Judges have emphasised that the procedural obligation is flexible. In Castles, Emerton J stated that there is ‘no formula’ for the obligation, which is ‘intended to apply to the plethora of decisions made by public authorities of all kinds’. In PJB v Melbourne Health, Bell J noted, quoting Lord Hoffmann in R (Begum) v Denbigh High School, that ‘[d]ecision-makers are not expected to approach the application of human rights like a judge “with textbooks on human rights at their elbows”’.
In this respect, the procedural obligation might be similar in nature to the common law rules of procedural fairness, the content of which adapts to the circumstances of the particular case. In Marine Hull and Liability Insurance Co Ltd v Hurford, Wilcox J noted that certain statutory powers, such as those conferred to tackle emergencies, are essentially inconsistent with the obligation to afford a hearing to an affected person. In these cases, the court will impute to the legislature an intention to exclude a hearing altogether.
A similar argument could be made regarding the procedural obligation. There are at least two ways to make this argument: through an exercise in statutory interpretation of the obligation in s 38(1), or by reference to the exception in s 38(2).
Statutory interpretation: ‘proper’ consideration
The first is by reference to the term ‘proper’ in a public authority’s obligation to consider relevant human rights in s 38(1). According to the Macquarie Dictionary, ‘proper’ means ‘adapted or appropriate to the purpose or circumstances’. Thus, in an emergency, it could be argued that ‘proper’ consideration amounts to something substantially less than the four elements set out in Castles.
However, this argument might not give sufficient weight to the text and purpose of s 38(1). Because the mandate to give proper consideration to human rights derives from statute, as opposed to the common law, it arguably has stronger force than the common law obligation to afford procedural fairness. Further, the Macquarie Dictionary’s colloquial definition of ‘proper’ is ‘complete or thorough’. In Bare, Santamaria JA stated that s 38(1) required at least ‘proper, genuine and realistic’ consideration of relevant rights. In the same case, Tate JA held that the word ‘proper’ imported a stricter standard than the common law obligation to take into account relevant considerations. These remarks lean in favour of the ordinary use of ‘proper’, and suggest that the procedural obligation has some irreducible core even in an emergency.
The exception in s 38(2)

- SUPPLIED DATA -

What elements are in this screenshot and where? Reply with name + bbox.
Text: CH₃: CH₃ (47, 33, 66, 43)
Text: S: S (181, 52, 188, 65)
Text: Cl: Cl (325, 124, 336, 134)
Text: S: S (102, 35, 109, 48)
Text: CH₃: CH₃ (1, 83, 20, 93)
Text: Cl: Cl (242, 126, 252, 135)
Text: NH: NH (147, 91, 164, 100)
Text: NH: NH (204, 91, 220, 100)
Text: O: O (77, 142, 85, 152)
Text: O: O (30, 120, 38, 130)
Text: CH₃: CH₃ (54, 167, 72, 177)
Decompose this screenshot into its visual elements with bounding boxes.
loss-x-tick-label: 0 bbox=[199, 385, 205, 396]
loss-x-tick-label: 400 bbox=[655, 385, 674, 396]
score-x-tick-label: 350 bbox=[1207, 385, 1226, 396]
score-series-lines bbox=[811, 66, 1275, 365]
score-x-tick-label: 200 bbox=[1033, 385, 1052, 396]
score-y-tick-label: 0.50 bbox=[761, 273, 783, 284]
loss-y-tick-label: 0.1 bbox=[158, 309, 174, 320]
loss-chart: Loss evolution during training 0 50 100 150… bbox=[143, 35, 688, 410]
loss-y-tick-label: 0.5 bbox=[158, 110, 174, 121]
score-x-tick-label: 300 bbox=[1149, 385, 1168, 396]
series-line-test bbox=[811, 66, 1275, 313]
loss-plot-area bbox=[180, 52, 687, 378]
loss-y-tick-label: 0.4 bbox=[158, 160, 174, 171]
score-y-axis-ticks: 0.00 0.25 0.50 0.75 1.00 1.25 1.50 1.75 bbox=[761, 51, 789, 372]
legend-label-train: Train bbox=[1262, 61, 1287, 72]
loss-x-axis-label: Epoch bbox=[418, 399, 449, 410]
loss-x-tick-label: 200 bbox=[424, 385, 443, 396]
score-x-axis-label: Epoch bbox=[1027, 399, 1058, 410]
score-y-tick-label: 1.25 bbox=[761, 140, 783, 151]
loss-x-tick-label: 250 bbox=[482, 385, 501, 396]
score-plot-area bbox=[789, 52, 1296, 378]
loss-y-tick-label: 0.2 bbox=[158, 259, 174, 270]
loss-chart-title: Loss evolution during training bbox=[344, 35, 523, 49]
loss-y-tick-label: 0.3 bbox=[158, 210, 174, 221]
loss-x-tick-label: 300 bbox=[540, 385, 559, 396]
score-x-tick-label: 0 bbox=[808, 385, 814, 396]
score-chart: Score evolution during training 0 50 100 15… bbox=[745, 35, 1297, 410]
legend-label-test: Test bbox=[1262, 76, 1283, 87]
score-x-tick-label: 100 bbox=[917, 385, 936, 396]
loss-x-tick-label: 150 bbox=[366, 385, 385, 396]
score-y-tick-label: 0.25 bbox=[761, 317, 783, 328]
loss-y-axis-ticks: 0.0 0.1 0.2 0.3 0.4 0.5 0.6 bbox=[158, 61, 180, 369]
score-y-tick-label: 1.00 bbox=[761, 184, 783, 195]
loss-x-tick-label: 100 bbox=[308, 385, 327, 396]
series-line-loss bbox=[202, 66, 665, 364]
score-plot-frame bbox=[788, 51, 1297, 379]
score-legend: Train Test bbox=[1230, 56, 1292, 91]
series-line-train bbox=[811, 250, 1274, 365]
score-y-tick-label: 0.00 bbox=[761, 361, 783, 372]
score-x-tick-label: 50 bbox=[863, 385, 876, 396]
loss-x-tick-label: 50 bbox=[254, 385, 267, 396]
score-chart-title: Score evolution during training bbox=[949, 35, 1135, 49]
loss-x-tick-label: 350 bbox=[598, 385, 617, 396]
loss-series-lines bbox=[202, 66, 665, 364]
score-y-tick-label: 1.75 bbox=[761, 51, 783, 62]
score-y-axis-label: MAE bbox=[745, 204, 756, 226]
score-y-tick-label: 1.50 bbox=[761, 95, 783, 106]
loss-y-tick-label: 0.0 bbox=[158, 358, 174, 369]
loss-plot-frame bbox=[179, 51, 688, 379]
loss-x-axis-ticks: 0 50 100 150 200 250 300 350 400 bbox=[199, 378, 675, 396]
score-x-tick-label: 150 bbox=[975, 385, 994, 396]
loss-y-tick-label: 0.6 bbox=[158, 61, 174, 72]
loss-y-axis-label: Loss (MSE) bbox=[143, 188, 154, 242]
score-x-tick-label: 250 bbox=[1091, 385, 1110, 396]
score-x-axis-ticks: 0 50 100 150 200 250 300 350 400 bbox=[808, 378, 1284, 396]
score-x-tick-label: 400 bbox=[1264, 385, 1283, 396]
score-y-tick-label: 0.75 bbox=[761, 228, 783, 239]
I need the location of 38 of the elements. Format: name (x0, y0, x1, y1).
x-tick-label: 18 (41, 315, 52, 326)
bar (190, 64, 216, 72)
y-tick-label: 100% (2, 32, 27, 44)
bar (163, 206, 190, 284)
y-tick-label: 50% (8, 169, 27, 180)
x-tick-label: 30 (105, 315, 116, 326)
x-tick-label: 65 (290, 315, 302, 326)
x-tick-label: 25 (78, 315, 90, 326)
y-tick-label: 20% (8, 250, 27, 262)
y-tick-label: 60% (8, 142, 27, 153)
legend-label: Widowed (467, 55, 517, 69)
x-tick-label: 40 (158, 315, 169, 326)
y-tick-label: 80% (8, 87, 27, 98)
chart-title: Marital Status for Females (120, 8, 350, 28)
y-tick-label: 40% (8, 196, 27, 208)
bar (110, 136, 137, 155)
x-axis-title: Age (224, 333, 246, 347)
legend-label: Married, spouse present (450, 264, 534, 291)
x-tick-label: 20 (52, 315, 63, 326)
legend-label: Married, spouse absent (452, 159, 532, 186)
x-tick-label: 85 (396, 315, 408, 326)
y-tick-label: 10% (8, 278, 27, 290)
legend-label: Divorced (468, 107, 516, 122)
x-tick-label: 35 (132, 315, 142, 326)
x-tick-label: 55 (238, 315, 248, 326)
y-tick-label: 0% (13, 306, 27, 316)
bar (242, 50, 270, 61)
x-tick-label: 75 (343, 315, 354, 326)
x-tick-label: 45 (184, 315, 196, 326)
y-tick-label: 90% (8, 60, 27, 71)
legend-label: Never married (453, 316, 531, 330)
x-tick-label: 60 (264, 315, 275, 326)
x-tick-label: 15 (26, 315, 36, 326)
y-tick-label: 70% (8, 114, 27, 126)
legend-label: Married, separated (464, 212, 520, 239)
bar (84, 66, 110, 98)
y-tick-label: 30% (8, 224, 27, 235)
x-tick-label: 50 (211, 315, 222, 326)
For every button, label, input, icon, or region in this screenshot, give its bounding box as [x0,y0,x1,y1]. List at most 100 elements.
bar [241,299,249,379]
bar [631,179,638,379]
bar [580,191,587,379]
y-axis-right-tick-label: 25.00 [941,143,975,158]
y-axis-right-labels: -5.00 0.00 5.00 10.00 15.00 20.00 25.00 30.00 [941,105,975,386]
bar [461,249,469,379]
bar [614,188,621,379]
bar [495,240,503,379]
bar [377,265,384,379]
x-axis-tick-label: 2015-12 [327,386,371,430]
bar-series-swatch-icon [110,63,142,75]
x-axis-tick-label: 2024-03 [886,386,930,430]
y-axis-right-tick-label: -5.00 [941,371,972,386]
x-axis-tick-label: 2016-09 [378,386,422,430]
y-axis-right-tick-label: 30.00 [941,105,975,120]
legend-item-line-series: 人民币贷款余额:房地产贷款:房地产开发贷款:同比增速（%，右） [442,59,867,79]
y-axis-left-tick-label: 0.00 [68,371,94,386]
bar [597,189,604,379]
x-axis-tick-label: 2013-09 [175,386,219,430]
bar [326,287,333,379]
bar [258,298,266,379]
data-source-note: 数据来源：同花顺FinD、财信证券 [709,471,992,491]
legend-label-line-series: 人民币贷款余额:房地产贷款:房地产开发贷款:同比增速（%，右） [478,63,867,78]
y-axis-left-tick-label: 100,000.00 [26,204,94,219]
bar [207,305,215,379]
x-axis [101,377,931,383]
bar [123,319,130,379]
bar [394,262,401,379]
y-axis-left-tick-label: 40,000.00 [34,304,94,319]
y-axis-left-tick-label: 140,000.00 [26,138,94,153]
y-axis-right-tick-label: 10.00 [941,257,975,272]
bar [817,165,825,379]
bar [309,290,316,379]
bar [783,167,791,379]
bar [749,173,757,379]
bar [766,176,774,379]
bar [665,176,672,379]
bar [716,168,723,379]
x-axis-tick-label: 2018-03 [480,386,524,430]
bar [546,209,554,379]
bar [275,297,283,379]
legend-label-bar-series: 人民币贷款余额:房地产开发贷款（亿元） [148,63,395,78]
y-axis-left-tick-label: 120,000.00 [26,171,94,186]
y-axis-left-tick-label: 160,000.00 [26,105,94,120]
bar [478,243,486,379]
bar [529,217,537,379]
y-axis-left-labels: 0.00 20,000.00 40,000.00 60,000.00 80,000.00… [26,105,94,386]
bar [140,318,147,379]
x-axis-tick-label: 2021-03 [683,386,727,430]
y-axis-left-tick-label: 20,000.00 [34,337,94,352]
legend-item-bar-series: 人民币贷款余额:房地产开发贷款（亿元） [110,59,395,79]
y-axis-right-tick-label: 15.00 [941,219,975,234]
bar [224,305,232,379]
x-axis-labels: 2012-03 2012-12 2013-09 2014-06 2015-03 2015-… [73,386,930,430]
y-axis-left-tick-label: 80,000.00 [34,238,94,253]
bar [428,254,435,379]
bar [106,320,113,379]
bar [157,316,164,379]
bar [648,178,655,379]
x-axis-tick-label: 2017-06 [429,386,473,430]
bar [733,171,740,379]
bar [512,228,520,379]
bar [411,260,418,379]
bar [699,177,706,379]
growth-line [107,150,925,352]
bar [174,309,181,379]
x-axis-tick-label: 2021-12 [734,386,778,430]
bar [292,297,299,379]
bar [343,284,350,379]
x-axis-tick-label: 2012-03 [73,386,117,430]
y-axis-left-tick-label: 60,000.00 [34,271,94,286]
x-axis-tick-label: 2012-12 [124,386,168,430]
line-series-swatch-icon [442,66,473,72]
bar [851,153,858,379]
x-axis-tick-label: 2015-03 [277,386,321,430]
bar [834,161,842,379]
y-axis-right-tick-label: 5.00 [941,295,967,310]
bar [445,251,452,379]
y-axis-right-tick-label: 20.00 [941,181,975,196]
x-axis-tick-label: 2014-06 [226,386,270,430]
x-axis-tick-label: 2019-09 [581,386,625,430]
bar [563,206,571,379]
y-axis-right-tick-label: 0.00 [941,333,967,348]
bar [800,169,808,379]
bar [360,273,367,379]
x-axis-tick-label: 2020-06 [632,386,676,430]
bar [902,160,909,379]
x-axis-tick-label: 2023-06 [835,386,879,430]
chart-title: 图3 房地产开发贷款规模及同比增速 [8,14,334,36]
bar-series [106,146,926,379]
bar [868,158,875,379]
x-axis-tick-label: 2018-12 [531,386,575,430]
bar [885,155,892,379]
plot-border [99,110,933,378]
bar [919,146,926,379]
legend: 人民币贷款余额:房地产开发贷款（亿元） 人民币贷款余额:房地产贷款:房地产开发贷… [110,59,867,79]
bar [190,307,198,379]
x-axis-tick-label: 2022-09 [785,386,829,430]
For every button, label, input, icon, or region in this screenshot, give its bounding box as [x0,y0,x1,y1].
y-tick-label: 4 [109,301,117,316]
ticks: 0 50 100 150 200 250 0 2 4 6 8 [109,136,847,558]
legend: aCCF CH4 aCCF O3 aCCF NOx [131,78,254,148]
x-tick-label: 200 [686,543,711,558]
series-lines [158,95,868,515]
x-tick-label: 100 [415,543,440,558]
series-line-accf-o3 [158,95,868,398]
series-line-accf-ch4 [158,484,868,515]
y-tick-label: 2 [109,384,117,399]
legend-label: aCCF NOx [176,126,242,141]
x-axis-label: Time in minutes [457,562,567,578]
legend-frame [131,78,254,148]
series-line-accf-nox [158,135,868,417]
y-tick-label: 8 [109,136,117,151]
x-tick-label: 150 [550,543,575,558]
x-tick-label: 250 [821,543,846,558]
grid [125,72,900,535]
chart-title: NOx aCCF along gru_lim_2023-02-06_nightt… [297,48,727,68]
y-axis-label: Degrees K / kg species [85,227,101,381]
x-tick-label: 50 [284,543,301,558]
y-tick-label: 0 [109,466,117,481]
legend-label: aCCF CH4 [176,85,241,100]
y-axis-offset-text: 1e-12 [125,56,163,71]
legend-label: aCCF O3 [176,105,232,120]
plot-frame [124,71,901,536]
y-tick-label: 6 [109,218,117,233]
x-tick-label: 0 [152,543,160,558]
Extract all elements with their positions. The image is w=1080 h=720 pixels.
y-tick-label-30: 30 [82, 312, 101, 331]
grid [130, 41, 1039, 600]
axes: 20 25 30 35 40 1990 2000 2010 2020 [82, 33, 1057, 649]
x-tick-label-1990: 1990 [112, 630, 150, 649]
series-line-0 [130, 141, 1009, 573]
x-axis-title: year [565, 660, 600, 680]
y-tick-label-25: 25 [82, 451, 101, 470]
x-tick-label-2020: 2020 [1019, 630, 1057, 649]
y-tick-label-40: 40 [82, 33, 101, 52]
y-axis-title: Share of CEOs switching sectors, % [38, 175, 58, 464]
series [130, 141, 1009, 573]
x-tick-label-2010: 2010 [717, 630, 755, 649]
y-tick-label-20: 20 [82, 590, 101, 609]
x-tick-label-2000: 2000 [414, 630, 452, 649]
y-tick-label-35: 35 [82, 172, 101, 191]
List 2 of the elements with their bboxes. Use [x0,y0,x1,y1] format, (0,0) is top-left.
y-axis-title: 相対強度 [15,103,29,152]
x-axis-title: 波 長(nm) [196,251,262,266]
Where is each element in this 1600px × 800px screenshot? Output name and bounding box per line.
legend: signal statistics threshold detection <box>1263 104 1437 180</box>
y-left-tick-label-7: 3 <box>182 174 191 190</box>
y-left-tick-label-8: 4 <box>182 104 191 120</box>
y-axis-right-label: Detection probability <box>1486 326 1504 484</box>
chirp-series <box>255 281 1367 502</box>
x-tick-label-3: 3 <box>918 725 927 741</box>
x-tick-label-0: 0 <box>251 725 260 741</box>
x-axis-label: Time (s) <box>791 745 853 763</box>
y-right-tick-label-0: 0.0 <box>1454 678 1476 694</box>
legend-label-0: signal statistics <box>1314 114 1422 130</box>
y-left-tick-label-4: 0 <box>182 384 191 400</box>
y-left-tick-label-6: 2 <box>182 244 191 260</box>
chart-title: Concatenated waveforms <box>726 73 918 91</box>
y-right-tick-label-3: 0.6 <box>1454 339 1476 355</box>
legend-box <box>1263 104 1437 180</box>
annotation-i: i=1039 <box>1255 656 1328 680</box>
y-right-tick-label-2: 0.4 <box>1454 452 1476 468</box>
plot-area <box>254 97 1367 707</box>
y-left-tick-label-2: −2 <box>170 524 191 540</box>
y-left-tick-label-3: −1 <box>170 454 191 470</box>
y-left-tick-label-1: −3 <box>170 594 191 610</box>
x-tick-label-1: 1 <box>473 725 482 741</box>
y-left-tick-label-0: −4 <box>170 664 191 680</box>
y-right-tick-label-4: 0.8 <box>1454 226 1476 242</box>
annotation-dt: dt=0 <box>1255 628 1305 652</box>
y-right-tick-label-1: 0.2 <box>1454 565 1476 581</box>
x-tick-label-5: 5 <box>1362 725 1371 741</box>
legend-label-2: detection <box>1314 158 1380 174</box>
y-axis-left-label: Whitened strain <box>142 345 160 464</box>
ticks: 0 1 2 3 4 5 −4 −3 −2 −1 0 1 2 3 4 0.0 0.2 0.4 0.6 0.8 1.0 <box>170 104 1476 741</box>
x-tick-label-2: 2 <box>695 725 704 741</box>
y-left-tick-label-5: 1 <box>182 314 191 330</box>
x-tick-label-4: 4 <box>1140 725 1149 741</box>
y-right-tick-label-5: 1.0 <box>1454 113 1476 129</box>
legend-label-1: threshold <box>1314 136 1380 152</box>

- EXERCISE INSTRUCTIONS -
A - From the passage on the procedural obligation, print word for word the part that opens with "A similar argument" and closes with "in s 38(2).".
B - Proceed with the passage on the procedural obligation, picking up right after its final line.

- ANSWERS TO THE TASKS -
A -
A similar argument could be made regarding the procedural obligation. There are at least two ways to make this argument: through an exercise in statutory interpretation of the obligation in s 38(1), or by reference to the exception in s 38(2).

B -
The second way in which the procedural obligation might adapt to an emergency is through s 38(2), which creates an exception where the public authority could not reasonably have acted differently or made a different decision. It could be argued that the subject matter, scope and purpose of a particular statutory provision are inconsistent with the four-step approach set out in Castles. sSection 38(1) will not apply, because the public authority could not reasonably have made a different decision under that statutory provision. For example, in an emergency situation, a public authority might not reasonably have been able to spend more time identifying and weighing the relevant rights and interests.
This raises the question of the construction of s 38(2). If a public authority is under a statutory duty to make a particular decision in an emergency, s 38(2) is likely to be enlivened. Depending on the circumstances, the emergency may be such that no other courses of action are open. Therefore, the public authority could not lawfully (let alone reasonably) have made a different decision.
In the case of a discretionary power, however, the issue is more complicated. There is little detailed judicial consideration of s 38(2) to guide its interpretation.
In DPP v Kaba, Mr Kaba was travelling in a car stopped by two police officers as part of a random licence and registration check. The officers had a discretionary power to stop and check under s 59(1) of the Road Safety Act 1986 (Vic). Justice Bell held that the officers were not required to give proper consideration to Mr Kaba’s relevant human rights before deciding to exercise their power to stop the car.. Section 38(2) was enlivened, and thus the officers’ decision to stop Mr Kaba was not susceptible to challenge under s 38(1), because the decision was ‘authorised’ by their discretionary power. According to Bell J, the interference with Mr Kaba’s right to freedom of movement was ‘the ordinary and natural consequence of the due exercise of the power in s 59(1) and was also covered by s 38(2)’.
With respect, Bell J’s reasoning in Kaba should be rejected. The language of s 38(2) does not except acts or decisions that are merely ‘authorised’ by a statutory provision. Expanding s 38(2) to shield the ‘ordinary and natural’ consequences of the exercise of statutory powers would render s 38(1) virtually empty.
The better interpretation is that s 38(2) has no operation where a range of options are reasonably open. In all but the most extreme situations, a public authority on the cusp of exercising a statutory power will have reasonable alternative courses of action. Certainly, the police officers in Kaba had a choice about whether to stop Mr Kaba’s car. The Charter did not prevent them from doing so. But it required them to do so compatibly with, and while giving proper consideration to, Mr Kaba’s human rights.
Speaking recently in Melbourne, Elias CJ of the New Zealand Supreme Court noted that ‘[m]any of the more difficult questions concerning the application and interpretation of the [New Zealand] Bill of Rights Act are only just emerging, nearly 25 years after its enactment.’ The Charter has been in force for just eight years. In that time, Victorian lawyers and judges have progressively refined our understanding of public authorities’ obligations under s 38. But in light of Elias CJ’s words, we should not be surprised that certain questions remain unresolved, including the procedural obligations of different decision-makers, and the scope of the exception in s 38(2). The Victorian Government’s recent review of the Charter does not tackle these questions. We thus await the plaintiffs, lawyers and judges who will continue to develop Australia’s human rights jurisprudence.
Jack Maxwell has degrees in law and philosophy from the University of Melbourne.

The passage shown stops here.